_WHAT THE TASK ASKS_
Report only the number of lines in this material that include the string "Other".

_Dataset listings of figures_
■ ■ ■

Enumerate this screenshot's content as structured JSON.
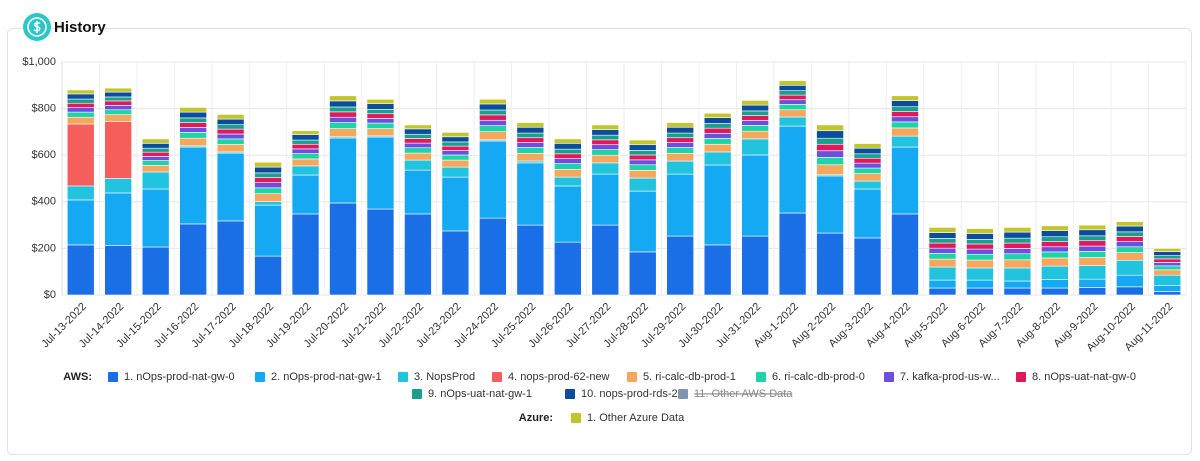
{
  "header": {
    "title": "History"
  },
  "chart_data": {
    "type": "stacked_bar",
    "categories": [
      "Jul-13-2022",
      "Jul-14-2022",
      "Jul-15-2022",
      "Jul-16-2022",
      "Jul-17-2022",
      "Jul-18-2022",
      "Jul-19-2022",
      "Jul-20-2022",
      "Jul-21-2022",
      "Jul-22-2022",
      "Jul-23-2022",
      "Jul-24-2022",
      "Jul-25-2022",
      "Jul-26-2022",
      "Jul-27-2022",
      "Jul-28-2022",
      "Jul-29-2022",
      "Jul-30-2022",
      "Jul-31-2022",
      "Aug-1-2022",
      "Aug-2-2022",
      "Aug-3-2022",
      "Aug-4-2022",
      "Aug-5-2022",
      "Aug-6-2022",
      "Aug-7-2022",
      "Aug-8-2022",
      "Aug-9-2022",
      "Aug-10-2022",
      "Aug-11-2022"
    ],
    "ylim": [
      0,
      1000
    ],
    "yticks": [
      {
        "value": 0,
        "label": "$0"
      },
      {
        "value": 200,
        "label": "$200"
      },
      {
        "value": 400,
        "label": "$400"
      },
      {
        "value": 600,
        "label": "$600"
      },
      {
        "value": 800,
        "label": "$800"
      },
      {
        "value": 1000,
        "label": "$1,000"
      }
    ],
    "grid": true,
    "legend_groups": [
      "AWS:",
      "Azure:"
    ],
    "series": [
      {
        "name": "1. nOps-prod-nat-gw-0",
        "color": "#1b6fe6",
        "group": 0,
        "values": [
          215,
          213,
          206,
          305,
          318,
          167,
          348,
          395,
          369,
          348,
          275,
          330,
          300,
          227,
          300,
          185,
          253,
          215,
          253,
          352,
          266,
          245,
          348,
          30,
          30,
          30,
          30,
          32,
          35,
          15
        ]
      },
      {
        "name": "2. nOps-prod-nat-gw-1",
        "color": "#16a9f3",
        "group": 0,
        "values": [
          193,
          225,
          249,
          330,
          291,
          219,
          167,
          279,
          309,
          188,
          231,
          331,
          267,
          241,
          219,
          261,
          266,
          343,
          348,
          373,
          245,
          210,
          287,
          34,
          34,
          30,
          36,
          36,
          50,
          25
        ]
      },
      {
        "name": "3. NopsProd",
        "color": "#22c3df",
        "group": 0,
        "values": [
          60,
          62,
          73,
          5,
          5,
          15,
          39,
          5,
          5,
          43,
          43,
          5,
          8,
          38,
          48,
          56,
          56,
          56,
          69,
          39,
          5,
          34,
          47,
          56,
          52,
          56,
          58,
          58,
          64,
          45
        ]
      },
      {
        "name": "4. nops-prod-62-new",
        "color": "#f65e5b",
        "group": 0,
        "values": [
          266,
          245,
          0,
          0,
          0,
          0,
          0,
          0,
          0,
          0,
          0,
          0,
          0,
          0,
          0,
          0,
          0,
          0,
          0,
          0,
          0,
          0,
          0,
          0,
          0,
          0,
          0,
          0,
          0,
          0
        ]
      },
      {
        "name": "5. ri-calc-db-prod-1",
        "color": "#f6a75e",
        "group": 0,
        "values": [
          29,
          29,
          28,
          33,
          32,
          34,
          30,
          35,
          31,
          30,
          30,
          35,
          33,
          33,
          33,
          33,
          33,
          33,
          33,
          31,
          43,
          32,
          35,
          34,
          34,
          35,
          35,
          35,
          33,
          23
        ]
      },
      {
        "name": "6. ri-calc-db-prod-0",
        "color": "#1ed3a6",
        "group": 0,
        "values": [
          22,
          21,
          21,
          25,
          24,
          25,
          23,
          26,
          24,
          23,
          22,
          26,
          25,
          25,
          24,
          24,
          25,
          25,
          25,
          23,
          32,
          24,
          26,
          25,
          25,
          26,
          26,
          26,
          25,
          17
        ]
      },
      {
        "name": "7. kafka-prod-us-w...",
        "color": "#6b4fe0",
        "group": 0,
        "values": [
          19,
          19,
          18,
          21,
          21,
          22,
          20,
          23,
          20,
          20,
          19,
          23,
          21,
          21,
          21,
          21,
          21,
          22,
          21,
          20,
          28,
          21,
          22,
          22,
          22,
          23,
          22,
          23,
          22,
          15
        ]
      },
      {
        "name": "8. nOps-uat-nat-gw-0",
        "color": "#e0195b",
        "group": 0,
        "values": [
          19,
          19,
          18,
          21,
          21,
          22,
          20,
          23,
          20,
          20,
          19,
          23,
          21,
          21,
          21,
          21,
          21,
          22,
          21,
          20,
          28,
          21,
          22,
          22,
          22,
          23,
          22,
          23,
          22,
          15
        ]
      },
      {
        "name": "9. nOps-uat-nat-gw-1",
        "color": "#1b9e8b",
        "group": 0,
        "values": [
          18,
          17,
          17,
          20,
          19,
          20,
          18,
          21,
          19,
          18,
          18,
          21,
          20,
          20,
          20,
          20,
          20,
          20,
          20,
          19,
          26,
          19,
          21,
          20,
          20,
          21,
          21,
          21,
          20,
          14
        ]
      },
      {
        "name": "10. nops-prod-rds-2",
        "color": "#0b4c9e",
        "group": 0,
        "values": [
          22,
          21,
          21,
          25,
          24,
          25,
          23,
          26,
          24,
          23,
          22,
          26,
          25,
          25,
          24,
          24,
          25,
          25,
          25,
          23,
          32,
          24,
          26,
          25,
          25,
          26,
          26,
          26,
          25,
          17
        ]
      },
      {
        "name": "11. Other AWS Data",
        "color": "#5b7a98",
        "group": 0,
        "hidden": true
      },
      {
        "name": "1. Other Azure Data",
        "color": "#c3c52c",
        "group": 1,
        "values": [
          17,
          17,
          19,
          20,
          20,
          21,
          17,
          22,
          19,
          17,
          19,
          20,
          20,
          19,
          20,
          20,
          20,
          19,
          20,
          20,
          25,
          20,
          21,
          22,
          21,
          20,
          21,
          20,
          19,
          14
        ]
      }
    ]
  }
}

■ ■ ■

_OUTPUT_
2